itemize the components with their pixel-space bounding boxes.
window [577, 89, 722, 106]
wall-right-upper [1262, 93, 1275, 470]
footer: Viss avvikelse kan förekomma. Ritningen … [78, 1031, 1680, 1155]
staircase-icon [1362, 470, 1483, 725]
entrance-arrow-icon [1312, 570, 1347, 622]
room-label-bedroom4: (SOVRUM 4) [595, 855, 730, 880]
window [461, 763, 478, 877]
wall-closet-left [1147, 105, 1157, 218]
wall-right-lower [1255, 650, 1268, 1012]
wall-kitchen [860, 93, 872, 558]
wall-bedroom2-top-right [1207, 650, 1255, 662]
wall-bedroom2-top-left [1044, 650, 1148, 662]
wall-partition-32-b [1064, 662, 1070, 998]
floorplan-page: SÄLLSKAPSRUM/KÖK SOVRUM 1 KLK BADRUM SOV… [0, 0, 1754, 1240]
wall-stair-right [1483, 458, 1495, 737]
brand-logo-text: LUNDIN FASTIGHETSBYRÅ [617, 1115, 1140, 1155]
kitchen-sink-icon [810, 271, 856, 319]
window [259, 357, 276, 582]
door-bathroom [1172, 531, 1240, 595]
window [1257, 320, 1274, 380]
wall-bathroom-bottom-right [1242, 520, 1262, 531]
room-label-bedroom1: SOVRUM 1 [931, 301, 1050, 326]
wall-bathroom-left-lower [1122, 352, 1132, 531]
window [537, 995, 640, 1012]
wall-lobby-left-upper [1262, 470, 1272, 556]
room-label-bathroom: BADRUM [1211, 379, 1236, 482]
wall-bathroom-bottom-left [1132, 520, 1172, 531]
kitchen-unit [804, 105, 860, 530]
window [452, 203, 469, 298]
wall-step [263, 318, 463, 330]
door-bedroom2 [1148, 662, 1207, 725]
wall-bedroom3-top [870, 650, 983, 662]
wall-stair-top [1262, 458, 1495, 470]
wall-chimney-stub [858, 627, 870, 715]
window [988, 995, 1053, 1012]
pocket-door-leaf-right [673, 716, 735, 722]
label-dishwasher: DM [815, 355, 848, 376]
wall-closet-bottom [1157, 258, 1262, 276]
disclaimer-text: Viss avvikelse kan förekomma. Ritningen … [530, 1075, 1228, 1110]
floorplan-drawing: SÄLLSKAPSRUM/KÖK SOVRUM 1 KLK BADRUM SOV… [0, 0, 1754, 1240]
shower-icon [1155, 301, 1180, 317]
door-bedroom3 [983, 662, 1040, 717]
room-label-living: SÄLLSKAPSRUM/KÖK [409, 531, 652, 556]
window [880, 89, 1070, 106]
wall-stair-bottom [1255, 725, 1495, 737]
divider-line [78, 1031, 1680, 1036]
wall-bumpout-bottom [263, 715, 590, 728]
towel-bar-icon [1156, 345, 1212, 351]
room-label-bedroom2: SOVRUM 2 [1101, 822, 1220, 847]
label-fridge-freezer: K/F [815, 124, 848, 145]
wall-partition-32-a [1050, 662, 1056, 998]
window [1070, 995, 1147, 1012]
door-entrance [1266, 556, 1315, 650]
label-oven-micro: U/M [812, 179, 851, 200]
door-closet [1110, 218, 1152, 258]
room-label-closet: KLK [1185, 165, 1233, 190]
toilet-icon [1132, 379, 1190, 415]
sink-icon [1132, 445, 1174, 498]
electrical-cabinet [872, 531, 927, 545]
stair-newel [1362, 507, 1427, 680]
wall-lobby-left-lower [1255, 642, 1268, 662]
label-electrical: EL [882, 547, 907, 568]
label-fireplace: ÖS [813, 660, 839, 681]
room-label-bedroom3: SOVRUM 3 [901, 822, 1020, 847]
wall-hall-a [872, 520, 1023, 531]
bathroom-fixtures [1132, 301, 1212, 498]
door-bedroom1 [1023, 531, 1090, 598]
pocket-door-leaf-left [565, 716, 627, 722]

########################################

Set task: Return every line of the entries above without changing a single character.

Solution below:
itemize the components with their pixel-space bounding boxes.
window [577, 89, 722, 106]
wall-right-upper [1262, 93, 1275, 470]
footer: Viss avvikelse kan förekomma. Ritningen … [78, 1031, 1680, 1155]
staircase-icon [1362, 470, 1483, 725]
entrance-arrow-icon [1312, 570, 1347, 622]
room-label-bedroom4: (SOVRUM 4) [595, 855, 730, 880]
window [461, 763, 478, 877]
wall-closet-left [1147, 105, 1157, 218]
wall-right-lower [1255, 650, 1268, 1012]
wall-kitchen [860, 93, 872, 558]
wall-bedroom2-top-right [1207, 650, 1255, 662]
wall-bedroom2-top-left [1044, 650, 1148, 662]
wall-partition-32-b [1064, 662, 1070, 998]
floorplan-page: SÄLLSKAPSRUM/KÖK SOVRUM 1 KLK BADRUM SOV… [0, 0, 1754, 1240]
wall-stair-right [1483, 458, 1495, 737]
brand-logo-text: LUNDIN FASTIGHETSBYRÅ [617, 1115, 1140, 1155]
kitchen-sink-icon [810, 271, 856, 319]
window [259, 357, 276, 582]
door-bathroom [1172, 531, 1240, 595]
window [1257, 320, 1274, 380]
wall-bathroom-bottom-right [1242, 520, 1262, 531]
room-label-bedroom1: SOVRUM 1 [931, 301, 1050, 326]
wall-bathroom-left-lower [1122, 352, 1132, 531]
window [537, 995, 640, 1012]
wall-lobby-left-upper [1262, 470, 1272, 556]
room-label-bathroom: BADRUM [1211, 379, 1236, 482]
wall-bathroom-bottom-left [1132, 520, 1172, 531]
kitchen-unit [804, 105, 860, 530]
window [452, 203, 469, 298]
wall-step [263, 318, 463, 330]
door-bedroom2 [1148, 662, 1207, 725]
wall-bedroom3-top [870, 650, 983, 662]
wall-stair-top [1262, 458, 1495, 470]
wall-chimney-stub [858, 627, 870, 715]
window [988, 995, 1053, 1012]
pocket-door-leaf-right [673, 716, 735, 722]
label-dishwasher: DM [815, 355, 848, 376]
wall-closet-bottom [1157, 258, 1262, 276]
disclaimer-text: Viss avvikelse kan förekomma. Ritningen … [530, 1075, 1228, 1110]
floorplan-drawing: SÄLLSKAPSRUM/KÖK SOVRUM 1 KLK BADRUM SOV… [0, 0, 1754, 1240]
shower-icon [1155, 301, 1180, 317]
door-bedroom3 [983, 662, 1040, 717]
room-label-living: SÄLLSKAPSRUM/KÖK [409, 531, 652, 556]
window [880, 89, 1070, 106]
wall-stair-bottom [1255, 725, 1495, 737]
divider-line [78, 1031, 1680, 1036]
wall-bumpout-bottom [263, 715, 590, 728]
towel-bar-icon [1156, 345, 1212, 351]
room-label-bedroom2: SOVRUM 2 [1101, 822, 1220, 847]
label-fridge-freezer: K/F [815, 124, 848, 145]
wall-partition-32-a [1050, 662, 1056, 998]
window [1070, 995, 1147, 1012]
door-entrance [1266, 556, 1315, 650]
label-oven-micro: U/M [812, 179, 851, 200]
door-closet [1110, 218, 1152, 258]
room-label-closet: KLK [1185, 165, 1233, 190]
toilet-icon [1132, 379, 1190, 415]
sink-icon [1132, 445, 1174, 498]
electrical-cabinet [872, 531, 927, 545]
stair-newel [1362, 507, 1427, 680]
wall-lobby-left-lower [1255, 642, 1268, 662]
label-electrical: EL [882, 547, 907, 568]
label-fireplace: ÖS [813, 660, 839, 681]
room-label-bedroom3: SOVRUM 3 [901, 822, 1020, 847]
wall-hall-a [872, 520, 1023, 531]
bathroom-fixtures [1132, 301, 1212, 498]
door-bedroom1 [1023, 531, 1090, 598]
pocket-door-leaf-left [565, 716, 627, 722]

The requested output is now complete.